-------- Data supplied --------

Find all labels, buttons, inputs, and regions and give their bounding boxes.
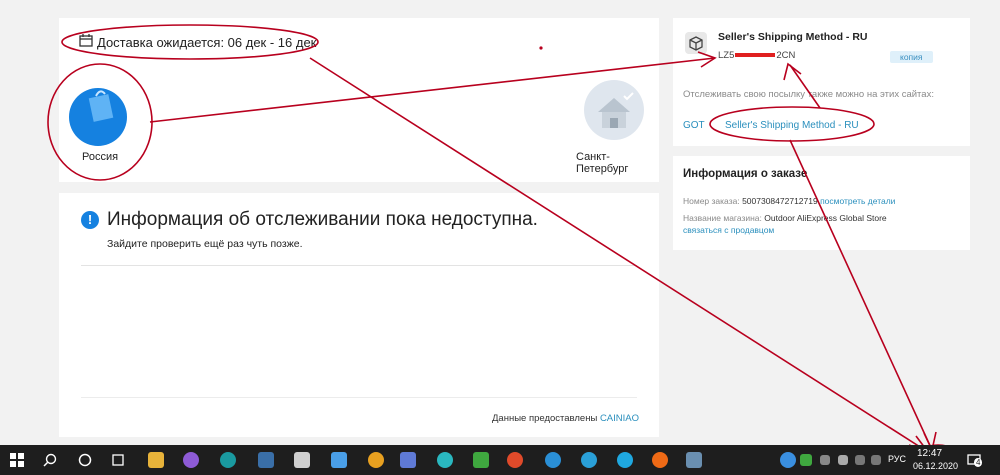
- divider: [81, 265, 637, 266]
- clock-date[interactable]: 06.12.2020: [913, 461, 958, 471]
- order-number-label: Номер заказа:: [683, 196, 740, 206]
- order-number-row: Номер заказа: 5007308472712719 посмотрет…: [683, 196, 895, 206]
- shipping-method-card: Seller's Shipping Method - RU LZ5 2CN коп…: [673, 18, 970, 146]
- task-view-icon[interactable]: [110, 452, 126, 468]
- data-provider: Данные предоставлены CAINIAO: [492, 413, 639, 424]
- app-icon[interactable]: [437, 452, 453, 468]
- clock-time[interactable]: 12:47: [917, 448, 942, 459]
- shopping-bag-icon: [88, 90, 114, 122]
- provided-by-label: Данные предоставлены: [491, 413, 598, 424]
- telegram-icon[interactable]: [581, 452, 597, 468]
- tray-app-icon[interactable]: [820, 455, 830, 465]
- media-player-icon[interactable]: [258, 452, 274, 468]
- torrent-icon[interactable]: [473, 452, 489, 468]
- tray-app-icon[interactable]: [800, 454, 812, 466]
- shipping-method-title: Seller's Shipping Method - RU: [718, 31, 868, 43]
- copy-tracking-button[interactable]: копия: [890, 51, 933, 63]
- package-icon: [685, 32, 707, 54]
- view-details-link[interactable]: посмотреть детали: [820, 196, 895, 206]
- save-disk-icon[interactable]: [400, 452, 416, 468]
- order-info-card: Информация о заказе Номер заказа: 500730…: [673, 156, 970, 250]
- origin-globe-icon: [69, 88, 127, 146]
- chrome-icon[interactable]: [507, 452, 523, 468]
- also-track-hint: Отслеживать свою посылку также можно на …: [683, 89, 934, 100]
- destination-house-icon: [584, 80, 644, 140]
- wifi-icon[interactable]: [855, 455, 865, 465]
- store-name-label: Название магазина:: [683, 213, 762, 223]
- notifications-icon[interactable]: 4: [966, 452, 983, 468]
- skype-icon[interactable]: [617, 452, 633, 468]
- got-tracking-link[interactable]: GOT: [683, 120, 705, 131]
- tracking-unavailable-title: Информация об отслеживании пока недоступ…: [107, 209, 538, 230]
- warning-app-icon[interactable]: [368, 452, 384, 468]
- tracking-suffix: 2CN: [776, 50, 796, 61]
- arduino-icon[interactable]: [220, 452, 236, 468]
- divider: [81, 397, 637, 398]
- redaction-mark: [735, 53, 776, 58]
- drive-icon[interactable]: [331, 452, 347, 468]
- app-icon[interactable]: [545, 452, 561, 468]
- contact-seller-link[interactable]: связаться с продавцом: [683, 225, 774, 235]
- file-explorer-icon[interactable]: [148, 452, 164, 468]
- paint-icon[interactable]: [686, 452, 702, 468]
- tray-chevron-icon[interactable]: [838, 455, 848, 465]
- destination-label: Санкт-Петербург: [576, 151, 629, 175]
- info-exclamation-icon: !: [81, 211, 99, 229]
- store-name-row: Название магазина: Outdoor AliExpress Gl…: [683, 213, 887, 223]
- windows-taskbar: РУС 12:47 06.12.2020 4: [0, 445, 1000, 475]
- fox-icon[interactable]: [294, 452, 310, 468]
- seller-shipping-link[interactable]: Seller's Shipping Method - RU: [725, 120, 859, 131]
- tracking-info-card: ! Информация об отслеживании пока недост…: [59, 193, 659, 437]
- origin-label: Россия: [82, 151, 119, 163]
- tracking-prefix: LZ5: [718, 50, 735, 61]
- search-icon[interactable]: [42, 452, 58, 468]
- windows-start-icon[interactable]: [10, 453, 24, 467]
- help-icon[interactable]: [780, 452, 796, 468]
- tracking-unavailable-subtitle: Зайдите проверить ещё раз чуть позже.: [107, 238, 303, 250]
- app-icon[interactable]: [183, 452, 199, 468]
- firefox-icon[interactable]: [652, 452, 668, 468]
- tracking-number: LZ5 2CN: [718, 50, 795, 61]
- delivery-estimate: Доставка ожидается: 06 дек - 16 дек: [97, 35, 317, 50]
- house-icon: [598, 92, 634, 128]
- provider-link[interactable]: CAINIAO: [600, 413, 639, 424]
- order-info-title: Информация о заказе: [683, 168, 808, 180]
- volume-icon[interactable]: [871, 455, 881, 465]
- store-name-value: Outdoor AliExpress Global Store: [764, 213, 887, 223]
- language-indicator[interactable]: РУС: [888, 454, 906, 464]
- delivery-card: Доставка ожидается: 06 дек - 16 дек Росс…: [59, 18, 659, 182]
- cortana-icon[interactable]: [77, 452, 93, 468]
- order-number-value: 5007308472712719: [742, 196, 818, 206]
- package-calendar-icon: [79, 34, 93, 47]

--------

Problem: Retype the listing above line for line with no changes, and leave out the picture.

Answer to the exercise:
Find all labels, buttons, inputs, and regions and give their bounding boxes.
- divider: [81, 265, 637, 266]
- clock-date[interactable]: 06.12.2020: [913, 461, 958, 471]
- order-number-label: Номер заказа:: [683, 196, 740, 206]
- order-number-row: Номер заказа: 5007308472712719 посмотрет…: [683, 196, 895, 206]
- shipping-method-card: Seller's Shipping Method - RU LZ5 2CN коп…: [673, 18, 970, 146]
- task-view-icon[interactable]: [110, 452, 126, 468]
- data-provider: Данные предоставлены CAINIAO: [492, 413, 639, 424]
- app-icon[interactable]: [437, 452, 453, 468]
- clock-time[interactable]: 12:47: [917, 448, 942, 459]
- shopping-bag-icon: [88, 90, 114, 122]
- provided-by-label: Данные предоставлены: [491, 413, 598, 424]
- telegram-icon[interactable]: [581, 452, 597, 468]
- tray-app-icon[interactable]: [820, 455, 830, 465]
- media-player-icon[interactable]: [258, 452, 274, 468]
- torrent-icon[interactable]: [473, 452, 489, 468]
- tray-app-icon[interactable]: [800, 454, 812, 466]
- shipping-method-title: Seller's Shipping Method - RU: [718, 31, 868, 43]
- copy-tracking-button[interactable]: копия: [890, 51, 933, 63]
- package-icon: [685, 32, 707, 54]
- view-details-link[interactable]: посмотреть детали: [820, 196, 895, 206]
- save-disk-icon[interactable]: [400, 452, 416, 468]
- order-info-card: Информация о заказе Номер заказа: 500730…: [673, 156, 970, 250]
- origin-globe-icon: [69, 88, 127, 146]
- chrome-icon[interactable]: [507, 452, 523, 468]
- also-track-hint: Отслеживать свою посылку также можно на …: [683, 89, 934, 100]
- destination-house-icon: [584, 80, 644, 140]
- wifi-icon[interactable]: [855, 455, 865, 465]
- store-name-label: Название магазина:: [683, 213, 762, 223]
- notifications-icon[interactable]: 4: [966, 452, 983, 468]
- skype-icon[interactable]: [617, 452, 633, 468]
- got-tracking-link[interactable]: GOT: [683, 120, 705, 131]
- tracking-unavailable-title: Информация об отслеживании пока недоступ…: [107, 209, 538, 230]
- warning-app-icon[interactable]: [368, 452, 384, 468]
- tracking-suffix: 2CN: [776, 50, 796, 61]
- arduino-icon[interactable]: [220, 452, 236, 468]
- divider: [81, 397, 637, 398]
- redaction-mark: [735, 53, 776, 58]
- drive-icon[interactable]: [331, 452, 347, 468]
- app-icon[interactable]: [545, 452, 561, 468]
- contact-seller-link[interactable]: связаться с продавцом: [683, 225, 774, 235]
- file-explorer-icon[interactable]: [148, 452, 164, 468]
- paint-icon[interactable]: [686, 452, 702, 468]
- tray-chevron-icon[interactable]: [838, 455, 848, 465]
- destination-label: Санкт-Петербург: [576, 151, 629, 175]
- info-exclamation-icon: !: [81, 211, 99, 229]
- store-name-row: Название магазина: Outdoor AliExpress Gl…: [683, 213, 887, 223]
- windows-taskbar: РУС 12:47 06.12.2020 4: [0, 445, 1000, 475]
- fox-icon[interactable]: [294, 452, 310, 468]
- seller-shipping-link[interactable]: Seller's Shipping Method - RU: [725, 120, 859, 131]
- tracking-info-card: ! Информация об отслеживании пока недост…: [59, 193, 659, 437]
- origin-label: Россия: [82, 151, 119, 163]
- tracking-prefix: LZ5: [718, 50, 735, 61]
- search-icon[interactable]: [42, 452, 58, 468]
- windows-start-icon[interactable]: [10, 453, 24, 467]
- help-icon[interactable]: [780, 452, 796, 468]
- tracking-unavailable-subtitle: Зайдите проверить ещё раз чуть позже.: [107, 238, 303, 250]
- app-icon[interactable]: [183, 452, 199, 468]
- firefox-icon[interactable]: [652, 452, 668, 468]
- tracking-number: LZ5 2CN: [718, 50, 795, 61]
- delivery-estimate: Доставка ожидается: 06 дек - 16 дек: [97, 35, 317, 50]
- house-icon: [598, 92, 634, 128]
- provider-link[interactable]: CAINIAO: [600, 413, 639, 424]
- order-info-title: Информация о заказе: [683, 168, 808, 180]
- volume-icon[interactable]: [871, 455, 881, 465]
- store-name-value: Outdoor AliExpress Global Store: [764, 213, 887, 223]
- language-indicator[interactable]: РУС: [888, 454, 906, 464]
- delivery-card: Доставка ожидается: 06 дек - 16 дек Росс…: [59, 18, 659, 182]
- cortana-icon[interactable]: [77, 452, 93, 468]
- order-number-value: 5007308472712719: [742, 196, 818, 206]
- package-calendar-icon: [79, 34, 93, 47]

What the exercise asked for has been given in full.